## BEGIN Records for the exercise

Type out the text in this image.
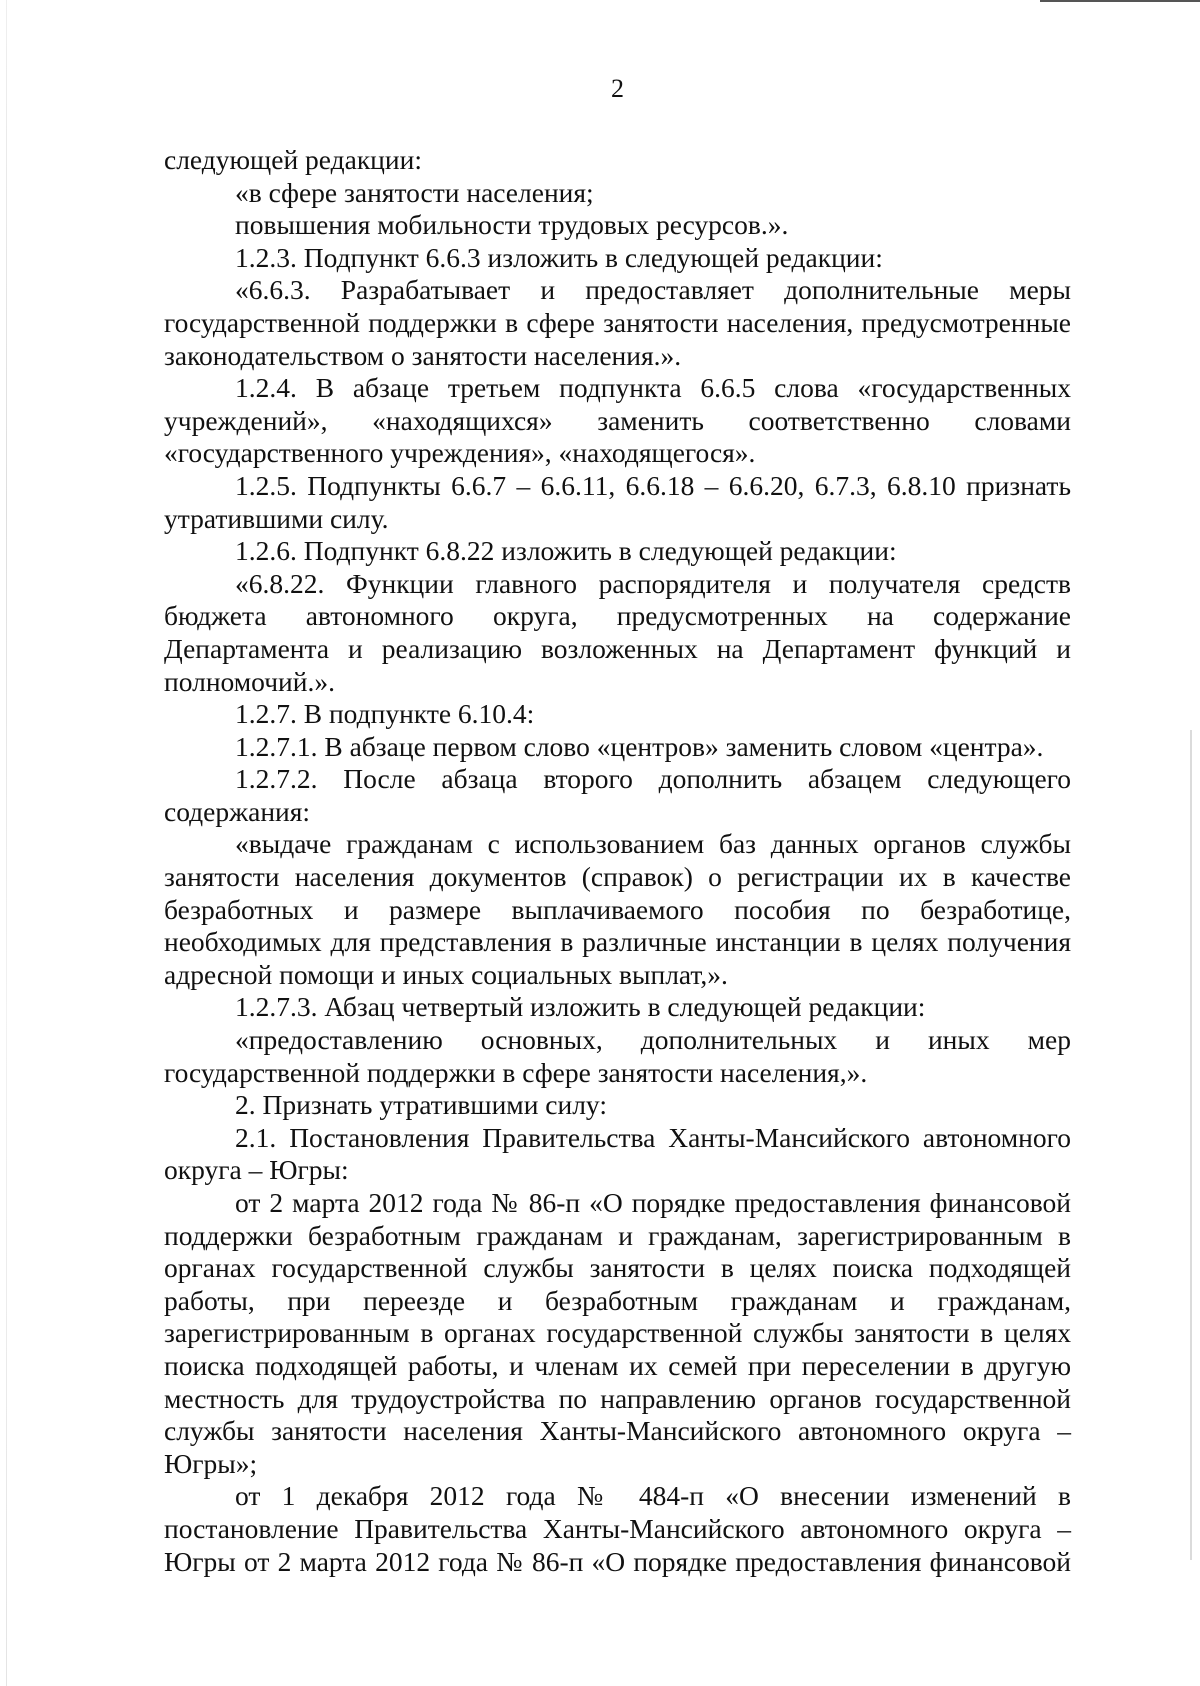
2

следующей редакции:

«в сфере занятости населения;

повышения мобильности трудовых ресурсов.».

1.2.3. Подпункт 6.6.3 изложить в следующей редакции:

«6.6.3. Разрабатывает и предоставляет дополнительные меры государственной поддержки в сфере занятости населения, предусмотренные законодательством о занятости населения.».

1.2.4. В абзаце третьем подпункта 6.6.5 слова «государственных учреждений», «находящихся» заменить соответственно словами «государственного учреждения», «находящегося».

1.2.5. Подпункты 6.6.7 – 6.6.11, 6.6.18 – 6.6.20, 6.7.3, 6.8.10 признать утратившими силу.

1.2.6. Подпункт 6.8.22 изложить в следующей редакции:

«6.8.22. Функции главного распорядителя и получателя средств бюджета автономного округа, предусмотренных на содержание Департамента и реализацию возложенных на Департамент функций и полномочий.».

1.2.7. В подпункте 6.10.4:

1.2.7.1. В абзаце первом слово «центров» заменить словом «центра».

1.2.7.2. После абзаца второго дополнить абзацем следующего содержания:

«выдаче гражданам с использованием баз данных органов службы занятости населения документов (справок) о регистрации их в качестве безработных и размере выплачиваемого пособия по безработице, необходимых для представления в различные инстанции в целях получения адресной помощи и иных социальных выплат,».

1.2.7.3. Абзац четвертый изложить в следующей редакции:

«предоставлению основных, дополнительных и иных мер государственной поддержки в сфере занятости населения,».

2. Признать утратившими силу:

2.1. Постановления Правительства Ханты-Мансийского автономного округа – Югры:

от 2 марта 2012 года № 86-п «О порядке предоставления финансовой поддержки безработным гражданам и гражданам, зарегистрированным в органах государственной службы занятости в целях поиска подходящей работы, при переезде и безработным гражданам и гражданам, зарегистрированным в органах государственной службы занятости в целях поиска подходящей работы, и членам их семей при переселении в другую местность для трудоустройства по направлению органов государственной службы занятости населения Ханты-Мансийского автономного округа – Югры»;

от 1 декабря 2012 года № 484-п «О внесении изменений в постановление Правительства Ханты-Мансийского автономного округа – Югры от 2 марта 2012 года № 86-п «О порядке предоставления финансовой
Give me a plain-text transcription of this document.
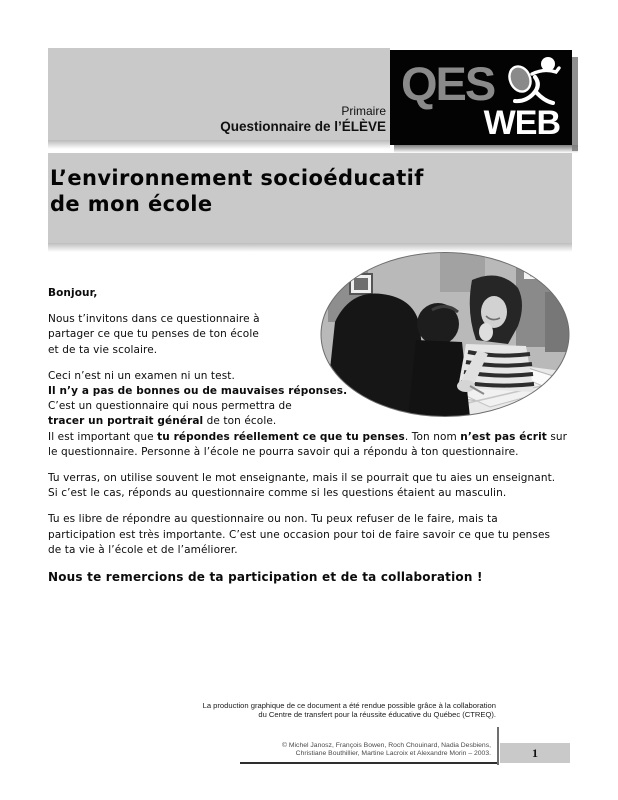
Primaire
Questionnaire de l’ÉLÈVE
QES
WEB
L’environnement socioéducatif
de mon école

Bonjour,

Nous t’invitons dans ce questionnaire à
partager ce que tu penses de ton école
et de ta vie scolaire.

Ceci n’est ni un examen ni un test.
Il n’y a pas de bonnes ou de mauvaises réponses.
C’est un questionnaire qui nous permettra de
tracer un portrait général de ton école.
Il est important que tu répondes réellement ce que tu penses. Ton nom n’est pas écrit sur
le questionnaire. Personne à l’école ne pourra savoir qui a répondu à ton questionnaire.

Tu verras, on utilise souvent le mot enseignante, mais il se pourrait que tu aies un enseignant.
Si c’est le cas, réponds au questionnaire comme si les questions étaient au masculin.

Tu es libre de répondre au questionnaire ou non. Tu peux refuser de le faire, mais ta
participation est très importante. C’est une occasion pour toi de faire savoir ce que tu penses
de ta vie à l’école et de l’améliorer.

Nous te remercions de ta participation et de ta collaboration !

La production graphique de ce document a été rendue possible grâce à la collaboration
du Centre de transfert pour la réussite éducative du Québec (CTREQ).
© Michel Janosz, François Bowen, Roch Chouinard, Nadia Desbiens,
Christiane Bouthillier, Martine Lacroix et Alexandre Morin – 2003.	1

## END Records for the exercise

• **Exercise brief**: Only a number is needed: how many lines of the material above contain "утратившими"?

• **Output**: 2